=== The exercise ===
Copy everything in the listing below word for word, apart from any images.

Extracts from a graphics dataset
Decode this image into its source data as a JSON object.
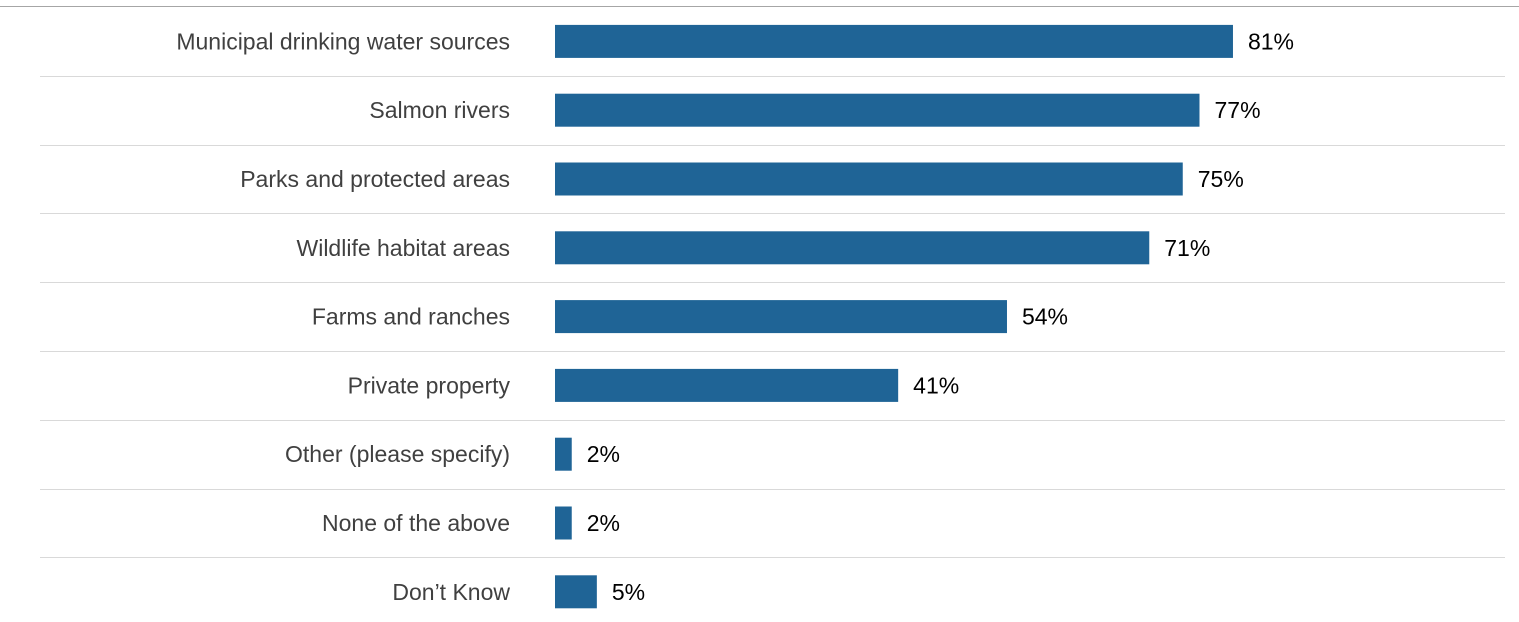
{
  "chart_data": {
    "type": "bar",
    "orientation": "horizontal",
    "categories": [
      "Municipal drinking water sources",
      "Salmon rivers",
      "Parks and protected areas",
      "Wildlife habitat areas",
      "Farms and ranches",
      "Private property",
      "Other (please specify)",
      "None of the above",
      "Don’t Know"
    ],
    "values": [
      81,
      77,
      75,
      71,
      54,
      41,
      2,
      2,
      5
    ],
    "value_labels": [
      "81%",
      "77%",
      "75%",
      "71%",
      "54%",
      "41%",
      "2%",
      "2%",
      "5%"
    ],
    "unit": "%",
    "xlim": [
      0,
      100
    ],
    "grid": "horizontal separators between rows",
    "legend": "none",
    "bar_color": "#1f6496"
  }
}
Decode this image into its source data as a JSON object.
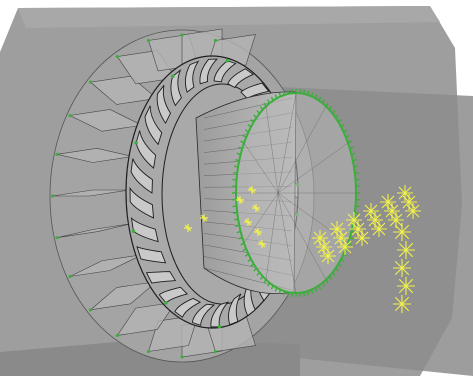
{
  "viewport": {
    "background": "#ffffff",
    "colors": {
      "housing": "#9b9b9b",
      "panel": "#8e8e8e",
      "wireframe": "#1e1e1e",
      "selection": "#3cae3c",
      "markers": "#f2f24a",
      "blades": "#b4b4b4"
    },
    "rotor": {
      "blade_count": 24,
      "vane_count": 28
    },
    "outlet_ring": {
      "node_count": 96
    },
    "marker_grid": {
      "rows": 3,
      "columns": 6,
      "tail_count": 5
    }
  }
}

=== Solution to this task ===
Decode this image into its source data as a JSON object.
{
  "chart_data": {
    "type": "bar",
    "orientation": "horizontal",
    "categories": [
      "Municipal drinking water sources",
      "Salmon rivers",
      "Parks and protected areas",
      "Wildlife habitat areas",
      "Farms and ranches",
      "Private property",
      "Other (please specify)",
      "None of the above",
      "Don’t Know"
    ],
    "values": [
      81,
      77,
      75,
      71,
      54,
      41,
      2,
      2,
      5
    ],
    "value_labels": [
      "81%",
      "77%",
      "75%",
      "71%",
      "54%",
      "41%",
      "2%",
      "2%",
      "5%"
    ],
    "unit": "%",
    "xlim": [
      0,
      100
    ],
    "grid": "horizontal separators between rows",
    "legend": "none",
    "bar_color": "#1f6496"
  }
}
Decode this image into its source data as a JSON object.
{
  "viewport": {
    "background": "#ffffff",
    "colors": {
      "housing": "#9b9b9b",
      "panel": "#8e8e8e",
      "wireframe": "#1e1e1e",
      "selection": "#3cae3c",
      "markers": "#f2f24a",
      "blades": "#b4b4b4"
    },
    "rotor": {
      "blade_count": 24,
      "vane_count": 28
    },
    "outlet_ring": {
      "node_count": 96
    },
    "marker_grid": {
      "rows": 3,
      "columns": 6,
      "tail_count": 5
    }
  }
}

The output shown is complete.